Pictures don't belong in the copy; print all the records exactly.

-------------------------

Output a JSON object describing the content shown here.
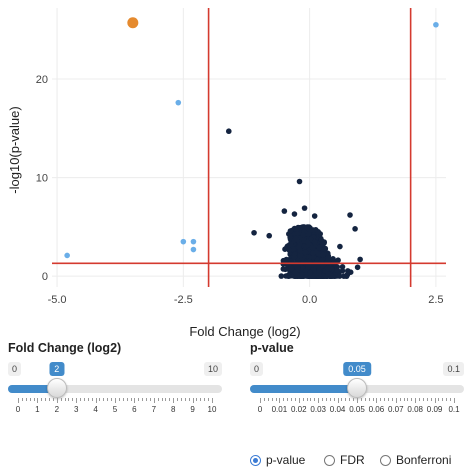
{
  "chart_data": {
    "type": "scatter",
    "title": "",
    "xlabel": "Fold Change (log2)",
    "ylabel": "-log10(p-value)",
    "xlim": [
      -5.1,
      2.7
    ],
    "ylim": [
      -1.1,
      27.2
    ],
    "xticks": [
      -5.0,
      -2.5,
      0.0,
      2.5
    ],
    "xtick_labels": [
      "-5.0",
      "-2.5",
      "0.0",
      "2.5"
    ],
    "yticks": [
      0,
      10,
      20
    ],
    "ytick_labels": [
      "0",
      "10",
      "20"
    ],
    "grid": true,
    "thresholds": {
      "fold_change": [
        -2,
        2
      ],
      "neg_log10_p": 1.301,
      "color": "#d43a2f"
    },
    "series": [
      {
        "color": "#e58a2e",
        "points": [
          [
            -3.5,
            25.7
          ]
        ]
      },
      {
        "color": "#6aaee8",
        "points": [
          [
            2.5,
            25.5
          ],
          [
            -2.6,
            17.6
          ],
          [
            -4.8,
            2.1
          ],
          [
            -2.5,
            3.5
          ],
          [
            -2.3,
            3.5
          ],
          [
            -2.3,
            2.7
          ]
        ]
      },
      {
        "color": "#142440",
        "points": [
          [
            -1.6,
            14.7
          ],
          [
            -0.2,
            9.6
          ],
          [
            -0.5,
            6.6
          ],
          [
            -0.3,
            6.3
          ],
          [
            -0.1,
            6.9
          ],
          [
            0.8,
            6.2
          ],
          [
            0.1,
            6.1
          ],
          [
            -1.1,
            4.4
          ],
          [
            0.9,
            4.8
          ],
          [
            -0.8,
            4.1
          ],
          [
            0.6,
            3.0
          ],
          [
            1.0,
            1.7
          ],
          [
            0.95,
            0.9
          ]
        ],
        "cloud": {
          "center": [
            0.0,
            1.3
          ],
          "x_spread": 0.75,
          "y_extent": [
            0.0,
            5.0
          ],
          "count": 1500
        }
      }
    ]
  },
  "controls": {
    "fold_change": {
      "title": "Fold Change (log2)",
      "min_label": "0",
      "max_label": "10",
      "value_label": "2",
      "min": 0,
      "max": 10,
      "value": 2,
      "tick_labels": [
        "0",
        "1",
        "2",
        "3",
        "4",
        "5",
        "6",
        "7",
        "8",
        "9",
        "10"
      ]
    },
    "pvalue": {
      "title": "p-value",
      "min_label": "0",
      "max_label": "0.1",
      "value_label": "0.05",
      "min": 0,
      "max": 0.1,
      "value": 0.05,
      "tick_labels": [
        "0",
        "0.01",
        "0.02",
        "0.03",
        "0.04",
        "0.05",
        "0.06",
        "0.07",
        "0.08",
        "0.09",
        "0.1"
      ]
    },
    "correction": {
      "options": [
        "p-value",
        "FDR",
        "Bonferroni"
      ],
      "selected": "p-value"
    }
  }
}
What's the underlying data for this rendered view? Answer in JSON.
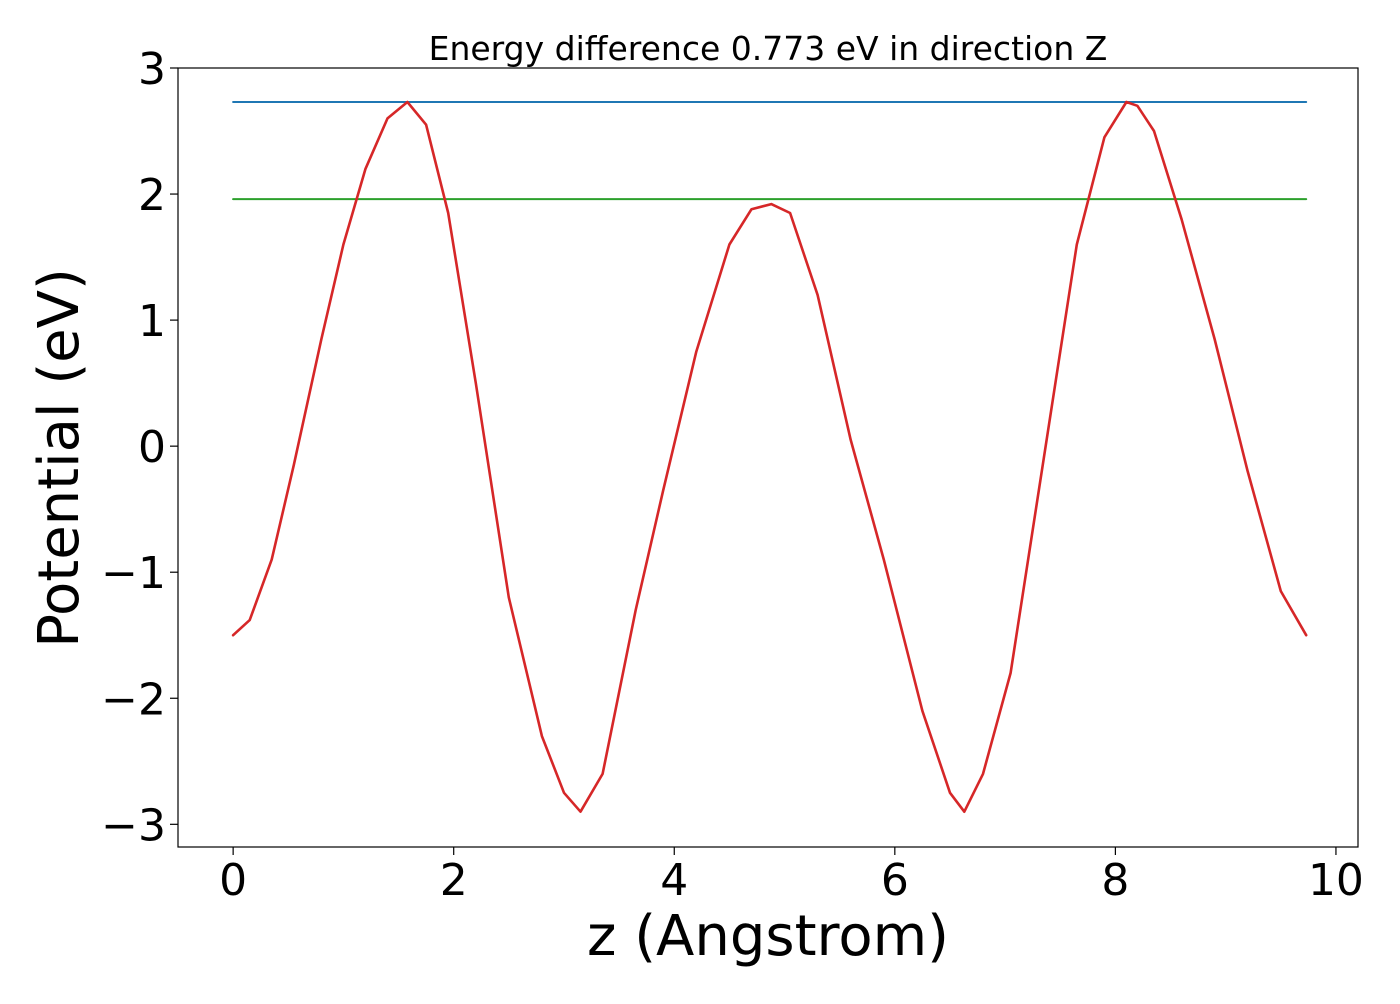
{
  "chart_data": {
    "type": "line",
    "title": "Energy difference 0.773 eV in direction Z",
    "xlabel": "z (Angstrom)",
    "ylabel": "Potential (eV)",
    "xlim": [
      -0.5,
      10.2
    ],
    "ylim": [
      -3.18,
      3.0
    ],
    "xticks": [
      0,
      2,
      4,
      6,
      8,
      10
    ],
    "xtick_labels": [
      "0",
      "2",
      "4",
      "6",
      "8",
      "10"
    ],
    "yticks": [
      -3,
      -2,
      -1,
      0,
      1,
      2,
      3
    ],
    "ytick_labels": [
      "−3",
      "−2",
      "−1",
      "0",
      "1",
      "2",
      "3"
    ],
    "grid": false,
    "legend": "none",
    "series": [
      {
        "color": "#1f77b4",
        "x": [
          0.0,
          9.73
        ],
        "y": [
          2.73,
          2.73
        ]
      },
      {
        "color": "#2ca02c",
        "x": [
          0.0,
          9.73
        ],
        "y": [
          1.96,
          1.96
        ]
      },
      {
        "color": "#d62728",
        "x": [
          0.0,
          0.15,
          0.35,
          0.55,
          0.8,
          1.0,
          1.2,
          1.4,
          1.58,
          1.75,
          1.95,
          2.2,
          2.5,
          2.8,
          3.0,
          3.15,
          3.35,
          3.65,
          3.9,
          4.2,
          4.5,
          4.7,
          4.88,
          5.05,
          5.3,
          5.6,
          5.9,
          6.25,
          6.5,
          6.63,
          6.8,
          7.05,
          7.35,
          7.65,
          7.9,
          8.1,
          8.2,
          8.35,
          8.6,
          8.9,
          9.2,
          9.5,
          9.73
        ],
        "y": [
          -1.5,
          -1.38,
          -0.9,
          -0.15,
          0.85,
          1.6,
          2.2,
          2.6,
          2.73,
          2.55,
          1.85,
          0.5,
          -1.2,
          -2.3,
          -2.75,
          -2.9,
          -2.6,
          -1.3,
          -0.35,
          0.75,
          1.6,
          1.88,
          1.92,
          1.85,
          1.2,
          0.05,
          -0.9,
          -2.1,
          -2.75,
          -2.9,
          -2.6,
          -1.8,
          -0.1,
          1.6,
          2.45,
          2.73,
          2.7,
          2.5,
          1.8,
          0.85,
          -0.2,
          -1.15,
          -1.5
        ]
      }
    ]
  }
}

-------------------------

» Written solution:
Output a JSON object describing the content shown here.
{
  "chart_data": {
    "type": "scatter",
    "title": "",
    "xlabel": "Fold Change (log2)",
    "ylabel": "-log10(p-value)",
    "xlim": [
      -5.1,
      2.7
    ],
    "ylim": [
      -1.1,
      27.2
    ],
    "xticks": [
      -5.0,
      -2.5,
      0.0,
      2.5
    ],
    "xtick_labels": [
      "-5.0",
      "-2.5",
      "0.0",
      "2.5"
    ],
    "yticks": [
      0,
      10,
      20
    ],
    "ytick_labels": [
      "0",
      "10",
      "20"
    ],
    "grid": true,
    "thresholds": {
      "fold_change": [
        -2,
        2
      ],
      "neg_log10_p": 1.301,
      "color": "#d43a2f"
    },
    "series": [
      {
        "color": "#e58a2e",
        "points": [
          [
            -3.5,
            25.7
          ]
        ]
      },
      {
        "color": "#6aaee8",
        "points": [
          [
            2.5,
            25.5
          ],
          [
            -2.6,
            17.6
          ],
          [
            -4.8,
            2.1
          ],
          [
            -2.5,
            3.5
          ],
          [
            -2.3,
            3.5
          ],
          [
            -2.3,
            2.7
          ]
        ]
      },
      {
        "color": "#142440",
        "points": [
          [
            -1.6,
            14.7
          ],
          [
            -0.2,
            9.6
          ],
          [
            -0.5,
            6.6
          ],
          [
            -0.3,
            6.3
          ],
          [
            -0.1,
            6.9
          ],
          [
            0.8,
            6.2
          ],
          [
            0.1,
            6.1
          ],
          [
            -1.1,
            4.4
          ],
          [
            0.9,
            4.8
          ],
          [
            -0.8,
            4.1
          ],
          [
            0.6,
            3.0
          ],
          [
            1.0,
            1.7
          ],
          [
            0.95,
            0.9
          ]
        ],
        "cloud": {
          "center": [
            0.0,
            1.3
          ],
          "x_spread": 0.75,
          "y_extent": [
            0.0,
            5.0
          ],
          "count": 1500
        }
      }
    ]
  },
  "controls": {
    "fold_change": {
      "title": "Fold Change (log2)",
      "min_label": "0",
      "max_label": "10",
      "value_label": "2",
      "min": 0,
      "max": 10,
      "value": 2,
      "tick_labels": [
        "0",
        "1",
        "2",
        "3",
        "4",
        "5",
        "6",
        "7",
        "8",
        "9",
        "10"
      ]
    },
    "pvalue": {
      "title": "p-value",
      "min_label": "0",
      "max_label": "0.1",
      "value_label": "0.05",
      "min": 0,
      "max": 0.1,
      "value": 0.05,
      "tick_labels": [
        "0",
        "0.01",
        "0.02",
        "0.03",
        "0.04",
        "0.05",
        "0.06",
        "0.07",
        "0.08",
        "0.09",
        "0.1"
      ]
    },
    "correction": {
      "options": [
        "p-value",
        "FDR",
        "Bonferroni"
      ],
      "selected": "p-value"
    }
  }
}
What's the underlying data for this rendered view? Answer in JSON.
{
  "chart_data": {
    "type": "line",
    "title": "Energy difference 0.773 eV in direction Z",
    "xlabel": "z (Angstrom)",
    "ylabel": "Potential (eV)",
    "xlim": [
      -0.5,
      10.2
    ],
    "ylim": [
      -3.18,
      3.0
    ],
    "xticks": [
      0,
      2,
      4,
      6,
      8,
      10
    ],
    "xtick_labels": [
      "0",
      "2",
      "4",
      "6",
      "8",
      "10"
    ],
    "yticks": [
      -3,
      -2,
      -1,
      0,
      1,
      2,
      3
    ],
    "ytick_labels": [
      "−3",
      "−2",
      "−1",
      "0",
      "1",
      "2",
      "3"
    ],
    "grid": false,
    "legend": "none",
    "series": [
      {
        "color": "#1f77b4",
        "x": [
          0.0,
          9.73
        ],
        "y": [
          2.73,
          2.73
        ]
      },
      {
        "color": "#2ca02c",
        "x": [
          0.0,
          9.73
        ],
        "y": [
          1.96,
          1.96
        ]
      },
      {
        "color": "#d62728",
        "x": [
          0.0,
          0.15,
          0.35,
          0.55,
          0.8,
          1.0,
          1.2,
          1.4,
          1.58,
          1.75,
          1.95,
          2.2,
          2.5,
          2.8,
          3.0,
          3.15,
          3.35,
          3.65,
          3.9,
          4.2,
          4.5,
          4.7,
          4.88,
          5.05,
          5.3,
          5.6,
          5.9,
          6.25,
          6.5,
          6.63,
          6.8,
          7.05,
          7.35,
          7.65,
          7.9,
          8.1,
          8.2,
          8.35,
          8.6,
          8.9,
          9.2,
          9.5,
          9.73
        ],
        "y": [
          -1.5,
          -1.38,
          -0.9,
          -0.15,
          0.85,
          1.6,
          2.2,
          2.6,
          2.73,
          2.55,
          1.85,
          0.5,
          -1.2,
          -2.3,
          -2.75,
          -2.9,
          -2.6,
          -1.3,
          -0.35,
          0.75,
          1.6,
          1.88,
          1.92,
          1.85,
          1.2,
          0.05,
          -0.9,
          -2.1,
          -2.75,
          -2.9,
          -2.6,
          -1.8,
          -0.1,
          1.6,
          2.45,
          2.73,
          2.7,
          2.5,
          1.8,
          0.85,
          -0.2,
          -1.15,
          -1.5
        ]
      }
    ]
  }
}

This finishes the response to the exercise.